YOUR GOAL:
In the entries below, find the lines that contain the word "from" and copy them.

"""

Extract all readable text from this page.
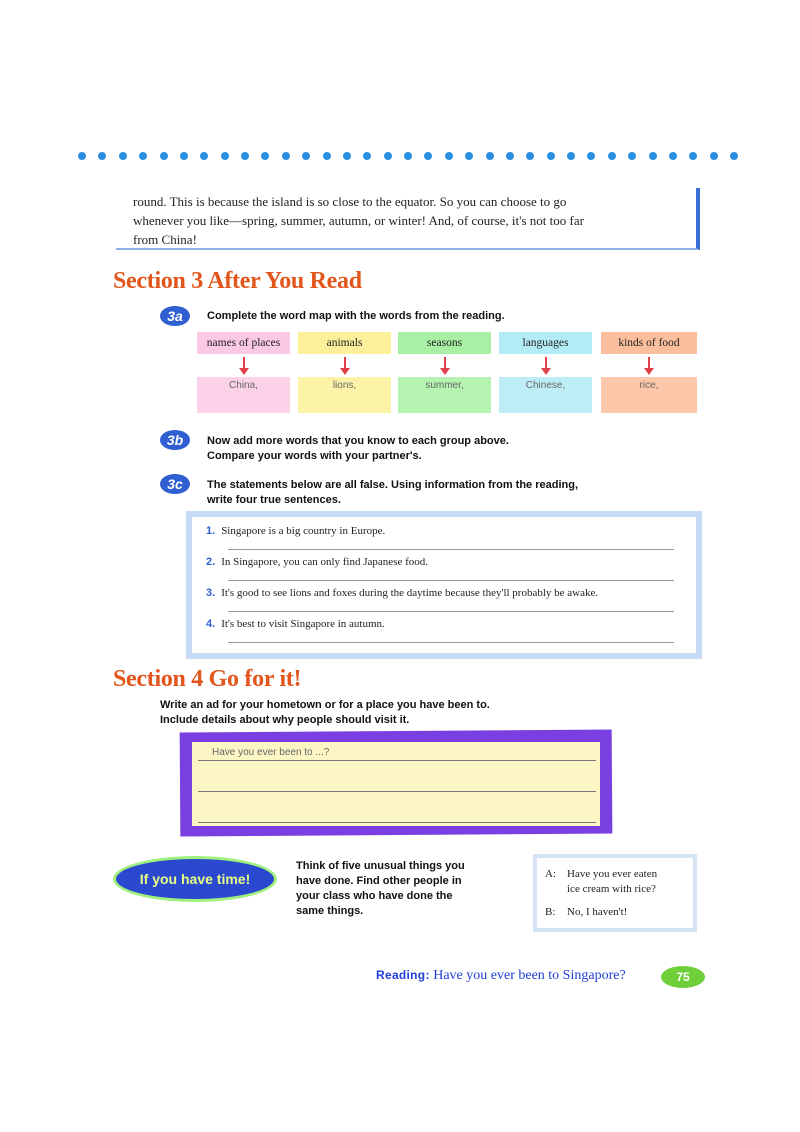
round. This is because the island is so close to the equator. So you can choose to go

whenever you like—spring, summer, autumn, or winter! And, of course, it's not too far

from China!

Section 3 After You Read
3a	Complete the word map with the words from the reading.
names of places
China,
animals
lions,
seasons
summer,
languages
Chinese,
kinds of food
rice,
3b	Now add more words that you know to each group above.
Compare your words with your partner's.
3c	The statements below are all false. Using information from the reading,
write four true sentences.
1. Singapore is a big country in Europe.
2. In Singapore, you can only find Japanese food.
3. It's good to see lions and foxes during the daytime because they'll probably be awake.
4. It's best to visit Singapore in autumn.
Section 4 Go for it!
Write an ad for your hometown or for a place you have been to.
Include details about why people should visit it.
Have you ever been to ...?
If you have time!
Think of five unusual things you
have done. Find other people in
your class who have done the
same things.
A: Have you ever eaten
ice cream with rice?
B: No, I haven't!
Reading: Have you ever been to Singapore?	75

"""

EXERCISE SOLUTION:
Extract all readable text from this page.
from China!
3a	Complete the word map with the words from the reading.
3c	The statements below are all false. Using information from the reading,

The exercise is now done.